> [Task to complete] The whole listing that follows should be printed again, unchanged.

========================

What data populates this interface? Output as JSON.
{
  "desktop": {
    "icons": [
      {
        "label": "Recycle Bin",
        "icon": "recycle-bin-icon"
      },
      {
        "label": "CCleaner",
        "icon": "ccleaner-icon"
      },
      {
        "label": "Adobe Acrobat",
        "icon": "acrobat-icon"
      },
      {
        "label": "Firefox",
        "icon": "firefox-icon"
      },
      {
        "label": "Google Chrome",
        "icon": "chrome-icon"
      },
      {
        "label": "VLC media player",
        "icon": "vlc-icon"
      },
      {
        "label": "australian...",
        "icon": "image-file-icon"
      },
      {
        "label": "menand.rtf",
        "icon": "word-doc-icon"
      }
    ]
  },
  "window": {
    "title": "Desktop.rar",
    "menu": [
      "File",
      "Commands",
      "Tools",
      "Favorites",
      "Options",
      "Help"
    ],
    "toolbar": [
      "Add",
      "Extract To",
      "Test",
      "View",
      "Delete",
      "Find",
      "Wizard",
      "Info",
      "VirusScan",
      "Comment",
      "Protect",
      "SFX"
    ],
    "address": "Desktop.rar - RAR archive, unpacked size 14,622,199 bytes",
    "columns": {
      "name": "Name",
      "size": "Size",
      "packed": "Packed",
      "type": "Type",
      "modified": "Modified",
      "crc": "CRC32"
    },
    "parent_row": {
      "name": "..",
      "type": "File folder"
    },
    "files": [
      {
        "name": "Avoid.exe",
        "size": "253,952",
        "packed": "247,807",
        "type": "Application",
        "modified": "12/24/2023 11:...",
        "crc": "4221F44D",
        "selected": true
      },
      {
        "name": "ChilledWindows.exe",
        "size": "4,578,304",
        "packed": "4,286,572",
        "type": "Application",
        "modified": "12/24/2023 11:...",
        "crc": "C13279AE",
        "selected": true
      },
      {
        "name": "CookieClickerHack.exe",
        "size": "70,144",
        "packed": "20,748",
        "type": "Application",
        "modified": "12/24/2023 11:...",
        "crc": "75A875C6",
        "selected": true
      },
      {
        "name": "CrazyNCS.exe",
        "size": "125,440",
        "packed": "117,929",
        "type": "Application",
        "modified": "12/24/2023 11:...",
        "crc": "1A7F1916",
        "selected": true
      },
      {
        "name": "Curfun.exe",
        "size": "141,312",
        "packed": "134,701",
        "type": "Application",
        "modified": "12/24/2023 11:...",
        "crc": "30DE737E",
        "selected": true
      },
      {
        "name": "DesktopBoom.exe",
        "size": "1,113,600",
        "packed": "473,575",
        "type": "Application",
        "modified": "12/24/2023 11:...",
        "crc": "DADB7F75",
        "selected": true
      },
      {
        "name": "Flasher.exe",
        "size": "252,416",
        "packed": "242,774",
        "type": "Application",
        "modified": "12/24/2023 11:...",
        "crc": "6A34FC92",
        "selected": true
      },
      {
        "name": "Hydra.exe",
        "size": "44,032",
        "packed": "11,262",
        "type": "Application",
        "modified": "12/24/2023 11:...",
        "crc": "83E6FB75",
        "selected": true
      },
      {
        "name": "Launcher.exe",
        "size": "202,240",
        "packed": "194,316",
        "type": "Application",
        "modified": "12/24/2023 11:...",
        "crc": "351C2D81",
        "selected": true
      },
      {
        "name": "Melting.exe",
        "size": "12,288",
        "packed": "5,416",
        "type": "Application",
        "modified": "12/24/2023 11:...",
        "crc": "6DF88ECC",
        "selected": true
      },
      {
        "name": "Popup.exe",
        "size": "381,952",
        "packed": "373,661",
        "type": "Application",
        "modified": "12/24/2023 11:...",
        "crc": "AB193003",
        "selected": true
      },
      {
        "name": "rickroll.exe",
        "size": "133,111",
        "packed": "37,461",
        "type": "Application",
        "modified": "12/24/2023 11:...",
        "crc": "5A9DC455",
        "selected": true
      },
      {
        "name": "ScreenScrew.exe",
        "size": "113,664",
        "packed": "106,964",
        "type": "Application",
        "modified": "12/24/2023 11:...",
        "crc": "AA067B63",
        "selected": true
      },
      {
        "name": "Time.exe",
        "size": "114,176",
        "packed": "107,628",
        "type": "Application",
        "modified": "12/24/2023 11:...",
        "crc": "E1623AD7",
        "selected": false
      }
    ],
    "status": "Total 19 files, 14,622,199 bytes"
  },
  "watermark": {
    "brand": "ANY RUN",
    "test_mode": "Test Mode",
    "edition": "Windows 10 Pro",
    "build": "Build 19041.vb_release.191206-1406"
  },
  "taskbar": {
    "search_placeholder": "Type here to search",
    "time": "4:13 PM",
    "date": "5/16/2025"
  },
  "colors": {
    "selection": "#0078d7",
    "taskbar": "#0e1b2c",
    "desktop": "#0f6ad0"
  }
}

========================

> [Your solution]
What data populates this interface? Output as JSON.
{
  "desktop": {
    "icons": [
      {
        "label": "Recycle Bin",
        "icon": "recycle-bin-icon"
      },
      {
        "label": "CCleaner",
        "icon": "ccleaner-icon"
      },
      {
        "label": "Adobe Acrobat",
        "icon": "acrobat-icon"
      },
      {
        "label": "Firefox",
        "icon": "firefox-icon"
      },
      {
        "label": "Google Chrome",
        "icon": "chrome-icon"
      },
      {
        "label": "VLC media player",
        "icon": "vlc-icon"
      },
      {
        "label": "australian...",
        "icon": "image-file-icon"
      },
      {
        "label": "menand.rtf",
        "icon": "word-doc-icon"
      }
    ]
  },
  "window": {
    "title": "Desktop.rar",
    "menu": [
      "File",
      "Commands",
      "Tools",
      "Favorites",
      "Options",
      "Help"
    ],
    "toolbar": [
      "Add",
      "Extract To",
      "Test",
      "View",
      "Delete",
      "Find",
      "Wizard",
      "Info",
      "VirusScan",
      "Comment",
      "Protect",
      "SFX"
    ],
    "address": "Desktop.rar - RAR archive, unpacked size 14,622,199 bytes",
    "columns": {
      "name": "Name",
      "size": "Size",
      "packed": "Packed",
      "type": "Type",
      "modified": "Modified",
      "crc": "CRC32"
    },
    "parent_row": {
      "name": "..",
      "type": "File folder"
    },
    "files": [
      {
        "name": "Avoid.exe",
        "size": "253,952",
        "packed": "247,807",
        "type": "Application",
        "modified": "12/24/2023 11:...",
        "crc": "4221F44D",
        "selected": true
      },
      {
        "name": "ChilledWindows.exe",
        "size": "4,578,304",
        "packed": "4,286,572",
        "type": "Application",
        "modified": "12/24/2023 11:...",
        "crc": "C13279AE",
        "selected": true
      },
      {
        "name": "CookieClickerHack.exe",
        "size": "70,144",
        "packed": "20,748",
        "type": "Application",
        "modified": "12/24/2023 11:...",
        "crc": "75A875C6",
        "selected": true
      },
      {
        "name": "CrazyNCS.exe",
        "size": "125,440",
        "packed": "117,929",
        "type": "Application",
        "modified": "12/24/2023 11:...",
        "crc": "1A7F1916",
        "selected": true
      },
      {
        "name": "Curfun.exe",
        "size": "141,312",
        "packed": "134,701",
        "type": "Application",
        "modified": "12/24/2023 11:...",
        "crc": "30DE737E",
        "selected": true
      },
      {
        "name": "DesktopBoom.exe",
        "size": "1,113,600",
        "packed": "473,575",
        "type": "Application",
        "modified": "12/24/2023 11:...",
        "crc": "DADB7F75",
        "selected": true
      },
      {
        "name": "Flasher.exe",
        "size": "252,416",
        "packed": "242,774",
        "type": "Application",
        "modified": "12/24/2023 11:...",
        "crc": "6A34FC92",
        "selected": true
      },
      {
        "name": "Hydra.exe",
        "size": "44,032",
        "packed": "11,262",
        "type": "Application",
        "modified": "12/24/2023 11:...",
        "crc": "83E6FB75",
        "selected": true
      },
      {
        "name": "Launcher.exe",
        "size": "202,240",
        "packed": "194,316",
        "type": "Application",
        "modified": "12/24/2023 11:...",
        "crc": "351C2D81",
        "selected": true
      },
      {
        "name": "Melting.exe",
        "size": "12,288",
        "packed": "5,416",
        "type": "Application",
        "modified": "12/24/2023 11:...",
        "crc": "6DF88ECC",
        "selected": true
      },
      {
        "name": "Popup.exe",
        "size": "381,952",
        "packed": "373,661",
        "type": "Application",
        "modified": "12/24/2023 11:...",
        "crc": "AB193003",
        "selected": true
      },
      {
        "name": "rickroll.exe",
        "size": "133,111",
        "packed": "37,461",
        "type": "Application",
        "modified": "12/24/2023 11:...",
        "crc": "5A9DC455",
        "selected": true
      },
      {
        "name": "ScreenScrew.exe",
        "size": "113,664",
        "packed": "106,964",
        "type": "Application",
        "modified": "12/24/2023 11:...",
        "crc": "AA067B63",
        "selected": true
      },
      {
        "name": "Time.exe",
        "size": "114,176",
        "packed": "107,628",
        "type": "Application",
        "modified": "12/24/2023 11:...",
        "crc": "E1623AD7",
        "selected": false
      }
    ],
    "status": "Total 19 files, 14,622,199 bytes"
  },
  "watermark": {
    "brand": "ANY RUN",
    "test_mode": "Test Mode",
    "edition": "Windows 10 Pro",
    "build": "Build 19041.vb_release.191206-1406"
  },
  "taskbar": {
    "search_placeholder": "Type here to search",
    "time": "4:13 PM",
    "date": "5/16/2025"
  },
  "colors": {
    "selection": "#0078d7",
    "taskbar": "#0e1b2c",
    "desktop": "#0f6ad0"
  }
}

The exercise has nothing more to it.